Exercise aim: Would you restate all the data that follows, word for word?

# Start of Entries provided

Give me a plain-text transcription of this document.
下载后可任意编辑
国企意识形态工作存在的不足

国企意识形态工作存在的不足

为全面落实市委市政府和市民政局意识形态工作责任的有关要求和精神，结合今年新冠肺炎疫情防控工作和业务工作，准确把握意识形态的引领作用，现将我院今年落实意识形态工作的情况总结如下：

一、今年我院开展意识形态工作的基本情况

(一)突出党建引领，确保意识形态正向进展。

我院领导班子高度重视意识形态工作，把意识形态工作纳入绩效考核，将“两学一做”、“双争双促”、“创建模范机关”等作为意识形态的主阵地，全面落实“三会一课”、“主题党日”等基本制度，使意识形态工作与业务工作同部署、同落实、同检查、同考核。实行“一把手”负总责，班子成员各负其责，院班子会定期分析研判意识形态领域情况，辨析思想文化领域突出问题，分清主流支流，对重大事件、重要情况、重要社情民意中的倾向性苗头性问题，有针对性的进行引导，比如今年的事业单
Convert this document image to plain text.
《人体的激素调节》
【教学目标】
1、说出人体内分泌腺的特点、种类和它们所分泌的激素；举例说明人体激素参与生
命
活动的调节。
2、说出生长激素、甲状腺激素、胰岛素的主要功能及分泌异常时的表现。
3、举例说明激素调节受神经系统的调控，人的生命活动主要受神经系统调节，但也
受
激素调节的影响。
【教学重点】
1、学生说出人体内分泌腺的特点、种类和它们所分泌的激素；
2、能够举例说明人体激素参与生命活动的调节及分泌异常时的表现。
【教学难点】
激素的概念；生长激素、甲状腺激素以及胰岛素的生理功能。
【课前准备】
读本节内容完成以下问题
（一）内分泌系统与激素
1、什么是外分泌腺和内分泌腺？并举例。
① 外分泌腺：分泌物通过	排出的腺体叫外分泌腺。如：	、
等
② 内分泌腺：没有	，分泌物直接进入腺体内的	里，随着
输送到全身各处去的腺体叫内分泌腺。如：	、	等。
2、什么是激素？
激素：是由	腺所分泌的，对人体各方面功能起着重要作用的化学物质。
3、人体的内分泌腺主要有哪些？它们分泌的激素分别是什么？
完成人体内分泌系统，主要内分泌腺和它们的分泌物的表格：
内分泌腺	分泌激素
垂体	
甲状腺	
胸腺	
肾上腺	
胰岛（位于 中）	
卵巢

# End of Entries provided

Solution for this exercise:
Give me a plain-text transcription of this document.
下载后可任意编辑
国企意识形态工作存在的不足

国企意识形态工作存在的不足

为全面落实市委市政府和市民政局意识形态工作责任的有关要求和精神，结合今年新冠肺炎疫情防控工作和业务工作，准确把握意识形态的引领作用，现将我院今年落实意识形态工作的情况总结如下：

一、今年我院开展意识形态工作的基本情况

(一)突出党建引领，确保意识形态正向进展。

我院领导班子高度重视意识形态工作，把意识形态工作纳入绩效考核，将“两学一做”、“双争双促”、“创建模范机关”等作为意识形态的主阵地，全面落实“三会一课”、“主题党日”等基本制度，使意识形态工作与业务工作同部署、同落实、同检查、同考核。实行“一把手”负总责，班子成员各负其责，院班子会定期分析研判意识形态领域情况，辨析思想文化领域突出问题，分清主流支流，对重大事件、重要情况、重要社情民意中的倾向性苗头性问题，有针对性的进行引导，比如今年的事业单
Convert this document image to plain text.
《人体的激素调节》
【教学目标】
1、说出人体内分泌腺的特点、种类和它们所分泌的激素；举例说明人体激素参与生
命
活动的调节。
2、说出生长激素、甲状腺激素、胰岛素的主要功能及分泌异常时的表现。
3、举例说明激素调节受神经系统的调控，人的生命活动主要受神经系统调节，但也
受
激素调节的影响。
【教学重点】
1、学生说出人体内分泌腺的特点、种类和它们所分泌的激素；
2、能够举例说明人体激素参与生命活动的调节及分泌异常时的表现。
【教学难点】
激素的概念；生长激素、甲状腺激素以及胰岛素的生理功能。
【课前准备】
读本节内容完成以下问题
（一）内分泌系统与激素
1、什么是外分泌腺和内分泌腺？并举例。
① 外分泌腺：分泌物通过	排出的腺体叫外分泌腺。如：	、
等
② 内分泌腺：没有	，分泌物直接进入腺体内的	里，随着
输送到全身各处去的腺体叫内分泌腺。如：	、	等。
2、什么是激素？
激素：是由	腺所分泌的，对人体各方面功能起着重要作用的化学物质。
3、人体的内分泌腺主要有哪些？它们分泌的激素分别是什么？
完成人体内分泌系统，主要内分泌腺和它们的分泌物的表格：
内分泌腺	分泌激素
垂体	
甲状腺	
胸腺	
肾上腺	
胰岛（位于 中）	
卵巢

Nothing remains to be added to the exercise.